Select the lines that contain "info" and copy each of them.

Data rows
---*---
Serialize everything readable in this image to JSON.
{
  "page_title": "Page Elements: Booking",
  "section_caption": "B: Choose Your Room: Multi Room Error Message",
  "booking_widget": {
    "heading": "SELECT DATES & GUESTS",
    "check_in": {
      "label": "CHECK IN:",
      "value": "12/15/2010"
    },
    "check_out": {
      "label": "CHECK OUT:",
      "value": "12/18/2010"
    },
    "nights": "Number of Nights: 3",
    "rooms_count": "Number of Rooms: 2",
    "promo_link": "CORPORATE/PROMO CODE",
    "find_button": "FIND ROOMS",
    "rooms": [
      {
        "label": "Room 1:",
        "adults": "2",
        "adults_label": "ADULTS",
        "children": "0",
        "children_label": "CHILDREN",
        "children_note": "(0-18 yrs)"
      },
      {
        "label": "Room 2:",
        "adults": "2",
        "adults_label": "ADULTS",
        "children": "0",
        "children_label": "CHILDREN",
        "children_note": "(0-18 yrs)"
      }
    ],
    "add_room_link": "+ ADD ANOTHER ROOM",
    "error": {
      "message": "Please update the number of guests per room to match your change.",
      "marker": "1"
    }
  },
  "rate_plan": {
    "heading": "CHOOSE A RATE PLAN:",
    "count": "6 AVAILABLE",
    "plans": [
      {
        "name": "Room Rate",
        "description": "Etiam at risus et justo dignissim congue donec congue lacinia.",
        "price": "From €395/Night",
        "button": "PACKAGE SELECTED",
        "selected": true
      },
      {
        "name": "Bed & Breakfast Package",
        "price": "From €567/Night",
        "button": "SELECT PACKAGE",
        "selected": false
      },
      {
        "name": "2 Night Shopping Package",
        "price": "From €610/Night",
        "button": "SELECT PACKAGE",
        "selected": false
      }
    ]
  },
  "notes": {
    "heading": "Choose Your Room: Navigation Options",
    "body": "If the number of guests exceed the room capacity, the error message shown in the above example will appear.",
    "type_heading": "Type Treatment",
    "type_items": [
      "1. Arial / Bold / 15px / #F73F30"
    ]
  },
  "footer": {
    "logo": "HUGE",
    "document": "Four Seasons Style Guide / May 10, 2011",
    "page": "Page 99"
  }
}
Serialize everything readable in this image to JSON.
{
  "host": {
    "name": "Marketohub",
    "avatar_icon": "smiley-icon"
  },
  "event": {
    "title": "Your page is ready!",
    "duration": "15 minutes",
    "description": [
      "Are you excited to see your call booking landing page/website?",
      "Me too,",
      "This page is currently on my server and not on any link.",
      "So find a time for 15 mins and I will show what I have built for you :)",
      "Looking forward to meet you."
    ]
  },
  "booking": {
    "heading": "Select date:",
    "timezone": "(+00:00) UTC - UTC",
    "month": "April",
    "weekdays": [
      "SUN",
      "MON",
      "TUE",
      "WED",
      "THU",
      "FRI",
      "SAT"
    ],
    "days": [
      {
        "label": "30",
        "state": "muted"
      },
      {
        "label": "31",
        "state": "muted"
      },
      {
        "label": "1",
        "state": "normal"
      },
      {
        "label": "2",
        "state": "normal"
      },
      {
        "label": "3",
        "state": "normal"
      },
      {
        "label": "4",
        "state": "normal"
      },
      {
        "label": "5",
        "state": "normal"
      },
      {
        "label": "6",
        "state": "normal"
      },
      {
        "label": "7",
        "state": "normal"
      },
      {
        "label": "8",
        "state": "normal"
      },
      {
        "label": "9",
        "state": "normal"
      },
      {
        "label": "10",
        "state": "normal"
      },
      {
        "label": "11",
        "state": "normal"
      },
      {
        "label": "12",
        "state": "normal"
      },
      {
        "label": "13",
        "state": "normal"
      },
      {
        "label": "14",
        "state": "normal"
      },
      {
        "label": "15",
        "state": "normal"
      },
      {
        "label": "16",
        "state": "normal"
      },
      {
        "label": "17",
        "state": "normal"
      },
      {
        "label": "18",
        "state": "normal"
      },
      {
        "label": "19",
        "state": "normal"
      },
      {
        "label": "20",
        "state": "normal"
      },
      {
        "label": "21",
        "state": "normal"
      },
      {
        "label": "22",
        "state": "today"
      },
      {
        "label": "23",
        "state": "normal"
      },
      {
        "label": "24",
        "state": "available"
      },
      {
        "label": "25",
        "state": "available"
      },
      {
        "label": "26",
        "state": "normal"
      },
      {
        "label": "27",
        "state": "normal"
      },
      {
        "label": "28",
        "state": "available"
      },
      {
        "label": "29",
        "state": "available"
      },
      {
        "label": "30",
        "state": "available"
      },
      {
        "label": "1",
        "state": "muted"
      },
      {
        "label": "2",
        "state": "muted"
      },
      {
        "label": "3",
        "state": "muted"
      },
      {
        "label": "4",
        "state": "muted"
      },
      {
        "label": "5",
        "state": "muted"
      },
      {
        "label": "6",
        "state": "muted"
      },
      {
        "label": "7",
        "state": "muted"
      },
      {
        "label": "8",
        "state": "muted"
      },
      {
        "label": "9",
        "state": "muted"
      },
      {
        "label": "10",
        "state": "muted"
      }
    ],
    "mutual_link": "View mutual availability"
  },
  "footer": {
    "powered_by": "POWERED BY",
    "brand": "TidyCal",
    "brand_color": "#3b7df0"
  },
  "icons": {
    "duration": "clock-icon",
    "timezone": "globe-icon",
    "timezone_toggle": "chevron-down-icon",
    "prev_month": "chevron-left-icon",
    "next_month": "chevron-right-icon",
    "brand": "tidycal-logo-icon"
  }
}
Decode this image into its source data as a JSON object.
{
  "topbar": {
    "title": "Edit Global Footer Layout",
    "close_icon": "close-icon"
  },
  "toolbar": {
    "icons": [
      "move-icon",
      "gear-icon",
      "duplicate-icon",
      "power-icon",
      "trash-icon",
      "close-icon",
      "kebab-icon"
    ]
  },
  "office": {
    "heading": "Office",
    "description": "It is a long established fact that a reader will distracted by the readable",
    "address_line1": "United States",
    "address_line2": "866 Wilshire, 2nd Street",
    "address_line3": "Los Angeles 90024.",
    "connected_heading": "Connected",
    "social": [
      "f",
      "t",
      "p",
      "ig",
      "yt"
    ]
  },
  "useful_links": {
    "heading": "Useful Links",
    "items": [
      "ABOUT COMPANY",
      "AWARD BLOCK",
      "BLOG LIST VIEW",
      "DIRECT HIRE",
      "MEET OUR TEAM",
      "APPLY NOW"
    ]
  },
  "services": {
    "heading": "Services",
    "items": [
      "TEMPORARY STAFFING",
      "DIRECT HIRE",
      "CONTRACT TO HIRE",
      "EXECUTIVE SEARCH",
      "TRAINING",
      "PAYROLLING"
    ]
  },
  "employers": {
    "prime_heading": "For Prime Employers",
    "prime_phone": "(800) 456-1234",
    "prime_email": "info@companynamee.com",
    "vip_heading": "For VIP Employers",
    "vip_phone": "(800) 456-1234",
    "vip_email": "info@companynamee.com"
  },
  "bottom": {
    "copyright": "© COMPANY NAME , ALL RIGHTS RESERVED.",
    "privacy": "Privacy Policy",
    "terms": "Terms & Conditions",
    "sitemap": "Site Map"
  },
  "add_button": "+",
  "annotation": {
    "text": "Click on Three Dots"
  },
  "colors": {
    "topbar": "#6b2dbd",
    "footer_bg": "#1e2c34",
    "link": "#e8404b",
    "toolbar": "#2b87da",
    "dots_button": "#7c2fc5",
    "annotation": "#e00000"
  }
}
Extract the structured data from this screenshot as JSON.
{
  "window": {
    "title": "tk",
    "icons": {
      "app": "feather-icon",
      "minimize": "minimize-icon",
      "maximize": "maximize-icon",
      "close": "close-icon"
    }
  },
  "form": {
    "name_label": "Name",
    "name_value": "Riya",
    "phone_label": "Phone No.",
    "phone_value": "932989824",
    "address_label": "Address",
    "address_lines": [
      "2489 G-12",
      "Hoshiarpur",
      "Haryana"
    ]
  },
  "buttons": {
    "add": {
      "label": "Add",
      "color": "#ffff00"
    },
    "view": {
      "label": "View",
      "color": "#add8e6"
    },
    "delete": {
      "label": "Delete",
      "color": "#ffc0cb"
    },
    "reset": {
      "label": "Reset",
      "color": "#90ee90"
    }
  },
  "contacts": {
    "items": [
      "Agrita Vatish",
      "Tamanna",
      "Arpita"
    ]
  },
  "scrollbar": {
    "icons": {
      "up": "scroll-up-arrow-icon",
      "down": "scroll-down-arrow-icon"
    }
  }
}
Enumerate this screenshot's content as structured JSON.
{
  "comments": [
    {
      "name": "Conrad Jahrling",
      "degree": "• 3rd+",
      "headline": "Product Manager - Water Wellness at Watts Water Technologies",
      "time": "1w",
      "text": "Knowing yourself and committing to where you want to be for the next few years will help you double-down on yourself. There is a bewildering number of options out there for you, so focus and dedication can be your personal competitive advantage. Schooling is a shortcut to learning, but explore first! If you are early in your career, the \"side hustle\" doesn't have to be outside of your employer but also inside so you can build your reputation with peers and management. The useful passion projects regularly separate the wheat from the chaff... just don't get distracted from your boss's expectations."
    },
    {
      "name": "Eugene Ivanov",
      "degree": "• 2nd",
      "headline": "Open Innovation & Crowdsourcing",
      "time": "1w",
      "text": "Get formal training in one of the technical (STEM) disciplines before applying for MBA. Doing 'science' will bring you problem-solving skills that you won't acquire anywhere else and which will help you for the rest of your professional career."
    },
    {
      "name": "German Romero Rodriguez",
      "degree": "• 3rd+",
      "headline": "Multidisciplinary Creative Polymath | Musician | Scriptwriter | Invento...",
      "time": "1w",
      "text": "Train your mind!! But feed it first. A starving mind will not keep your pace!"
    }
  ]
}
---*---
The response
    "prime_email": "info@companynamee.com",
    "vip_email": "info@companynamee.com"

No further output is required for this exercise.